# START OF Dataset entries
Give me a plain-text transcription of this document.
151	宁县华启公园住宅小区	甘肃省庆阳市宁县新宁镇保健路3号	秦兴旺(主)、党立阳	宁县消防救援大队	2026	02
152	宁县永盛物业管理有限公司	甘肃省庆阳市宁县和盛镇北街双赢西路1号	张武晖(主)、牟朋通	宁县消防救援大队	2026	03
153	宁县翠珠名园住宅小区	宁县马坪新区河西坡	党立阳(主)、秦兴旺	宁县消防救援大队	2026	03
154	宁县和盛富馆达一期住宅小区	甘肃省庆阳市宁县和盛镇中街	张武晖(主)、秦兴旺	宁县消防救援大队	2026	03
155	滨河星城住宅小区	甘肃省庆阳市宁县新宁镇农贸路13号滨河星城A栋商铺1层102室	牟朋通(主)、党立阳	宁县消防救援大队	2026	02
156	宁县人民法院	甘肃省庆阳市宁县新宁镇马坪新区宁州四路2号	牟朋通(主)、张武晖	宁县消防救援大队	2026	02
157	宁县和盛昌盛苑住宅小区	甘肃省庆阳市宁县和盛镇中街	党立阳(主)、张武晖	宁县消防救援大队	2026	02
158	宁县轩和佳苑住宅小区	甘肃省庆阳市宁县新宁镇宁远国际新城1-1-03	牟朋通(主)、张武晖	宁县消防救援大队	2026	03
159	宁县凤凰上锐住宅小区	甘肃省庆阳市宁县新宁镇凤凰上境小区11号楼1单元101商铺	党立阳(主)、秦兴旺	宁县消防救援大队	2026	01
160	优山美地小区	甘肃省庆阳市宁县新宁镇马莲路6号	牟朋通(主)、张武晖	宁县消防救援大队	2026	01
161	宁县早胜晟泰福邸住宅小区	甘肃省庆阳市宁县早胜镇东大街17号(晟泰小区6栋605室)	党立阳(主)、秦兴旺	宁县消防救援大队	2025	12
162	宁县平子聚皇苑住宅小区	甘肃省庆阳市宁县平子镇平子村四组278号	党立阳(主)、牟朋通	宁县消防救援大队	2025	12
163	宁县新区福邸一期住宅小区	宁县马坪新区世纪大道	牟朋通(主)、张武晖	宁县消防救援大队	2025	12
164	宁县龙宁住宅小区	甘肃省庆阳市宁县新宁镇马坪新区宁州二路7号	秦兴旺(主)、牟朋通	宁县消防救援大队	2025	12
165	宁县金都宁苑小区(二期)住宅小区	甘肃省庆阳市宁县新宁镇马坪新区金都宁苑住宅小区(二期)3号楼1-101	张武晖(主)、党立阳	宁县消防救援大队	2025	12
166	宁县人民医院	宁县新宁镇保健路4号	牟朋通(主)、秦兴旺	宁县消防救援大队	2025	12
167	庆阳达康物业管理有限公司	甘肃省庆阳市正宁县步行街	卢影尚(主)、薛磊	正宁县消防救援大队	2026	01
# END OF Dataset entries
Brief:
Locate the lines above that hold the word "甘肃省庆阳市宁县和盛镇中街". Show every one of them.

Exercise output:
154	宁县和盛富馆达一期住宅小区	甘肃省庆阳市宁县和盛镇中街	张武晖(主)、秦兴旺	宁县消防救援大队	2026	03
157	宁县和盛昌盛苑住宅小区	甘肃省庆阳市宁县和盛镇中街	党立阳(主)、张武晖	宁县消防救援大队	2026	02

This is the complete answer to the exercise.